Work to complete >> Identify each line in the records below that contains the word "誰もがアンコンシャス", and copy it.

Task input >>
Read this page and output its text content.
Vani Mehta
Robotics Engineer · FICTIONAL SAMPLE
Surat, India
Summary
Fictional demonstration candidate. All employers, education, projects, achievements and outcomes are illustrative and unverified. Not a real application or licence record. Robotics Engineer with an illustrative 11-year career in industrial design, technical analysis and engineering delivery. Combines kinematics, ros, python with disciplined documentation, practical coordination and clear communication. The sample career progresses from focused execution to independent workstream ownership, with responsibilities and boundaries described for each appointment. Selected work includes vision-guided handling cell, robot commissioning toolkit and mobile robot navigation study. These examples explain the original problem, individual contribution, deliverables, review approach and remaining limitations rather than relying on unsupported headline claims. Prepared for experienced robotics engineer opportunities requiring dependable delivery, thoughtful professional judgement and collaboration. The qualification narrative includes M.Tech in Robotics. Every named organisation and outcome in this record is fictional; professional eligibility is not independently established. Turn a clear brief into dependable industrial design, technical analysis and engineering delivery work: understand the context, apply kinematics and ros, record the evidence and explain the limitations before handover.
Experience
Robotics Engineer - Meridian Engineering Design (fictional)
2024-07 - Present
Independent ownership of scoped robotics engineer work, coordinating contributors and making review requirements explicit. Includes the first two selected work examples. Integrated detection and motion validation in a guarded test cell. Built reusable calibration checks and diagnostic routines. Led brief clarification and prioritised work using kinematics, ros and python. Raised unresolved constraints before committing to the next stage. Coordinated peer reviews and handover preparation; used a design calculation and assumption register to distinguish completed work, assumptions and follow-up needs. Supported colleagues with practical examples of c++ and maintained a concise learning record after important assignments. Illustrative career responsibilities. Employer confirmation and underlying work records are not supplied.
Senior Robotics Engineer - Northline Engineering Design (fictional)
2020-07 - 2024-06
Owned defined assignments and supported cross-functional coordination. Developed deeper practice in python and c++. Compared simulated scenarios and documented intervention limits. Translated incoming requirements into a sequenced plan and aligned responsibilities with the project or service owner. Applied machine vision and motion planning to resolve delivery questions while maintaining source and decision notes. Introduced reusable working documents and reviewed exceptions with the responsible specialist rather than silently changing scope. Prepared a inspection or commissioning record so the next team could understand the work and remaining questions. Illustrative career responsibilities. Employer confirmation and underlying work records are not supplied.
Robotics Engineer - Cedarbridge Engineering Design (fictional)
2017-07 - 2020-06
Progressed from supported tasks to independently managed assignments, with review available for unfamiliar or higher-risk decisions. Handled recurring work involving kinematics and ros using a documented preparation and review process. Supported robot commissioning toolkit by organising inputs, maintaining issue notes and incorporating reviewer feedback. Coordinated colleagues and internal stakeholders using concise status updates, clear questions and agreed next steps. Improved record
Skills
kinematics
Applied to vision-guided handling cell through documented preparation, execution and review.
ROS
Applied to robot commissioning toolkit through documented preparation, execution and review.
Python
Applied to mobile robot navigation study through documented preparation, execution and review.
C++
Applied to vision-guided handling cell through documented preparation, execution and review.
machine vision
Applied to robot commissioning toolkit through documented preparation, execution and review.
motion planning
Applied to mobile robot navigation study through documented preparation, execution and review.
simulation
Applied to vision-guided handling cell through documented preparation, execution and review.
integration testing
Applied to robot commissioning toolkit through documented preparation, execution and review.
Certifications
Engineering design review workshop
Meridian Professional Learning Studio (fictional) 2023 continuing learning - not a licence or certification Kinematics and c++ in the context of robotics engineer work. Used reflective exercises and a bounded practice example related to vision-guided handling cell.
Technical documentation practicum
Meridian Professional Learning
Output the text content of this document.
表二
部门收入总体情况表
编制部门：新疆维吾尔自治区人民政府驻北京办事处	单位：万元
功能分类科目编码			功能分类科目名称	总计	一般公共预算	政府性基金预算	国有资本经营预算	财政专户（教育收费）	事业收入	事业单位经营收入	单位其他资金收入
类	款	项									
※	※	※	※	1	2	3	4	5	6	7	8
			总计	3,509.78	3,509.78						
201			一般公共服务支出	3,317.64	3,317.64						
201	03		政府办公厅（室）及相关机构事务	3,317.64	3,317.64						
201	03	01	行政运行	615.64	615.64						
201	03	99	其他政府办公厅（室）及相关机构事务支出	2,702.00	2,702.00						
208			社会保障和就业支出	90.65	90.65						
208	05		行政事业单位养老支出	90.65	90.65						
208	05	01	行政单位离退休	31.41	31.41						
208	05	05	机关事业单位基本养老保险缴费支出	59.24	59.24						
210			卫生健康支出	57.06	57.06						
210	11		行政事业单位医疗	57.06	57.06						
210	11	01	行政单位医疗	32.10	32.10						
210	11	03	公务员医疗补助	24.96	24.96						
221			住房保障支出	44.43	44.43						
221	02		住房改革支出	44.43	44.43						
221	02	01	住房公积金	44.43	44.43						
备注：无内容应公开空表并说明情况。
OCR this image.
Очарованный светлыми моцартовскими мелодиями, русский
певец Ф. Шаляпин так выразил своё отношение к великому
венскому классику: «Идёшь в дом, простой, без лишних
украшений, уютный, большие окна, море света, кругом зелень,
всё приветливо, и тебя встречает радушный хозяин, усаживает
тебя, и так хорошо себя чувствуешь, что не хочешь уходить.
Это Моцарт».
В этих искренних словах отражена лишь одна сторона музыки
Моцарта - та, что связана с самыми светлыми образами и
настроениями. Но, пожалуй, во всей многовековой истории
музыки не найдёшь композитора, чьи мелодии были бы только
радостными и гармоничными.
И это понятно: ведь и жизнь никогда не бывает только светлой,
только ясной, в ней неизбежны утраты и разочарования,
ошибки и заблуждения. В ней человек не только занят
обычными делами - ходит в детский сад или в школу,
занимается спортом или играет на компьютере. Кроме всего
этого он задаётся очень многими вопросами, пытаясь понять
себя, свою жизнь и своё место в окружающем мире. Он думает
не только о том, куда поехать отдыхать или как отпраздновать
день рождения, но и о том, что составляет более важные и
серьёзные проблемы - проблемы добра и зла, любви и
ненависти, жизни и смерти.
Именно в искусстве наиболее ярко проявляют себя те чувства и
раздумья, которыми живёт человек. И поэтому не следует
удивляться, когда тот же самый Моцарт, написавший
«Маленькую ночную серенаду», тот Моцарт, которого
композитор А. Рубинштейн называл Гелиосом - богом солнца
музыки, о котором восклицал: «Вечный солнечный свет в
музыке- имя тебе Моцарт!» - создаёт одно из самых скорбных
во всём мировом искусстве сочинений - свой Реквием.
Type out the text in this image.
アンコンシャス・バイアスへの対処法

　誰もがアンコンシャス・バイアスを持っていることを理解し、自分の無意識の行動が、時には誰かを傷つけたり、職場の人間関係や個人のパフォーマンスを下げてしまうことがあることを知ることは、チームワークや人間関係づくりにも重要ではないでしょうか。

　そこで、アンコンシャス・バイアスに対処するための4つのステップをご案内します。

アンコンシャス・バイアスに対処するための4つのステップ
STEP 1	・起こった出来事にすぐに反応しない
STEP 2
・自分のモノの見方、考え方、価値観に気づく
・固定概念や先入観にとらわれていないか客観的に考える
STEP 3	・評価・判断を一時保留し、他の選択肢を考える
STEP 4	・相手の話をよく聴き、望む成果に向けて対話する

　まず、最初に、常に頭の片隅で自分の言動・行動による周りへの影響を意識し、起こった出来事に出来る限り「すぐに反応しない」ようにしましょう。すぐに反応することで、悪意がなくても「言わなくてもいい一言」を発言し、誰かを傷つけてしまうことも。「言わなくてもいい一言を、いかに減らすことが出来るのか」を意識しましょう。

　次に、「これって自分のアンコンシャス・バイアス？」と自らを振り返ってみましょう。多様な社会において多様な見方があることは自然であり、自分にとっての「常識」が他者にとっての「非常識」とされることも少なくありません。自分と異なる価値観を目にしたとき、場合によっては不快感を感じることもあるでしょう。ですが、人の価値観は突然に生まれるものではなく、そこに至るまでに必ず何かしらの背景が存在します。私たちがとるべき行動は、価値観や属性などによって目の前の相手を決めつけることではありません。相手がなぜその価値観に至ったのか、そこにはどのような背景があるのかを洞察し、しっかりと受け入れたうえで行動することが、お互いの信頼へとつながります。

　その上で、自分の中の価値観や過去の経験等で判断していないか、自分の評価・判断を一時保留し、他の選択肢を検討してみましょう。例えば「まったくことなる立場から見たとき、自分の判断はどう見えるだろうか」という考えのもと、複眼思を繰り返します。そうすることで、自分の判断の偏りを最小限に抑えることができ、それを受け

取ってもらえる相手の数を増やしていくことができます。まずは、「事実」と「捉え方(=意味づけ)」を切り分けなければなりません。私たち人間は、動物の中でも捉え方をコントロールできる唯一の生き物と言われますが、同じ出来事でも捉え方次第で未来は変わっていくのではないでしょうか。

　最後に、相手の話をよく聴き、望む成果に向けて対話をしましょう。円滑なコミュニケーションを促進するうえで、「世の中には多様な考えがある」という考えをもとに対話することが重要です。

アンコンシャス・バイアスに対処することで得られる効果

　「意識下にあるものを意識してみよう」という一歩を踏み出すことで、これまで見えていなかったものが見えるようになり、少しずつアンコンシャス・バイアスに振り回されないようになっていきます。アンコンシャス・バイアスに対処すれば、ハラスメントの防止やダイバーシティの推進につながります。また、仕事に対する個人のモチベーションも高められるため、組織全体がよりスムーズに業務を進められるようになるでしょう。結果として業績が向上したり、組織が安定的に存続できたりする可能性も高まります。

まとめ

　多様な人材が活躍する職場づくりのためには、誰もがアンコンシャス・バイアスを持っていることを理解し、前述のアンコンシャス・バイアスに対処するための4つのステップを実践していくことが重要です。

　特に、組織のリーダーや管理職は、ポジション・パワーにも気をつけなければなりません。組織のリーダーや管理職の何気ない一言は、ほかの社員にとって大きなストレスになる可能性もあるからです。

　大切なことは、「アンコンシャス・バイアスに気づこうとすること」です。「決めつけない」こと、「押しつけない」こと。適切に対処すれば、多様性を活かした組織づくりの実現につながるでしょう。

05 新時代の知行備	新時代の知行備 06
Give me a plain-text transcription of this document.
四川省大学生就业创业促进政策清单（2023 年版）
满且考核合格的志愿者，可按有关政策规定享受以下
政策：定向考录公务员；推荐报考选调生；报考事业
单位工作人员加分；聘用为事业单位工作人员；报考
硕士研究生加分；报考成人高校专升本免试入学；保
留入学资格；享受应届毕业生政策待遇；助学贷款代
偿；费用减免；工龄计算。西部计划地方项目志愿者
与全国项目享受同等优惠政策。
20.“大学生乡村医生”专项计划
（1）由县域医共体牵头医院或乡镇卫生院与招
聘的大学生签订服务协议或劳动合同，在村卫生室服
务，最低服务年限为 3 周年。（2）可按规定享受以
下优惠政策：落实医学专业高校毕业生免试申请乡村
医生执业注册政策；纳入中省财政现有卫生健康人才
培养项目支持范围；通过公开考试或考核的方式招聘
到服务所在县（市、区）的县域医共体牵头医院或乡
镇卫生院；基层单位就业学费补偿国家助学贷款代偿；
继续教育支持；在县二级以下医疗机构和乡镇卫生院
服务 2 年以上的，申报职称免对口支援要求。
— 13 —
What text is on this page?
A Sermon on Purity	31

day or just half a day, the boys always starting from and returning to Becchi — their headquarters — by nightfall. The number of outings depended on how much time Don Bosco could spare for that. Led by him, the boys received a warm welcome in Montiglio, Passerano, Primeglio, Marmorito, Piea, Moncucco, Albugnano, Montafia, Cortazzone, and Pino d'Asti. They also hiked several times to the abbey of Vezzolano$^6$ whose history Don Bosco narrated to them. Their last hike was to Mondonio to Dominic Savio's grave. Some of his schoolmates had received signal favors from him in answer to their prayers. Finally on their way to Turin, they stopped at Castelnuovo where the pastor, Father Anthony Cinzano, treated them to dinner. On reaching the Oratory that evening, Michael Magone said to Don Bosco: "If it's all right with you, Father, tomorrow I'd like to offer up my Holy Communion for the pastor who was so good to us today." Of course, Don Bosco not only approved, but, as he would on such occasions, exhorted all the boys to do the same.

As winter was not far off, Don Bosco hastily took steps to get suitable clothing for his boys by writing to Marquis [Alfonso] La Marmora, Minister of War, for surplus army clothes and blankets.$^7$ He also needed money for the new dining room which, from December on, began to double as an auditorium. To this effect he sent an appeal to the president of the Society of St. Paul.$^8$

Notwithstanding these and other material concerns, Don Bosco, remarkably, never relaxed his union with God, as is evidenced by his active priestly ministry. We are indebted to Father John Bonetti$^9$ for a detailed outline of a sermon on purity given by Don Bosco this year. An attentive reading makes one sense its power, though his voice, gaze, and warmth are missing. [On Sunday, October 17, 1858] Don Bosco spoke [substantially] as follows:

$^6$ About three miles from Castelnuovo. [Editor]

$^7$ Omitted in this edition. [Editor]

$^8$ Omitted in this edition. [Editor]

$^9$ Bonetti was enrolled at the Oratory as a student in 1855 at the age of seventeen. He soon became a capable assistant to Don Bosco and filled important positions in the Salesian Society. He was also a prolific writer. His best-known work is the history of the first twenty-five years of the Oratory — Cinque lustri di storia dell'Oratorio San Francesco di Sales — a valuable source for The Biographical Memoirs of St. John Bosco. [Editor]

Complete response >>
　誰もがアンコンシャス・バイアスを持っていることを理解し、自分の無意識の行動が、時には誰かを傷つけたり、職場の人間関係や個人のパフォーマンスを下げてしまうことがあることを知ることは、チームワークや人間関係づくりにも重要ではないでしょうか。
　多様な人材が活躍する職場づくりのためには、誰もがアンコンシャス・バイアスを持っていることを理解し、前述のアンコンシャス・バイアスに対処するための4つのステップを実践していくことが重要です。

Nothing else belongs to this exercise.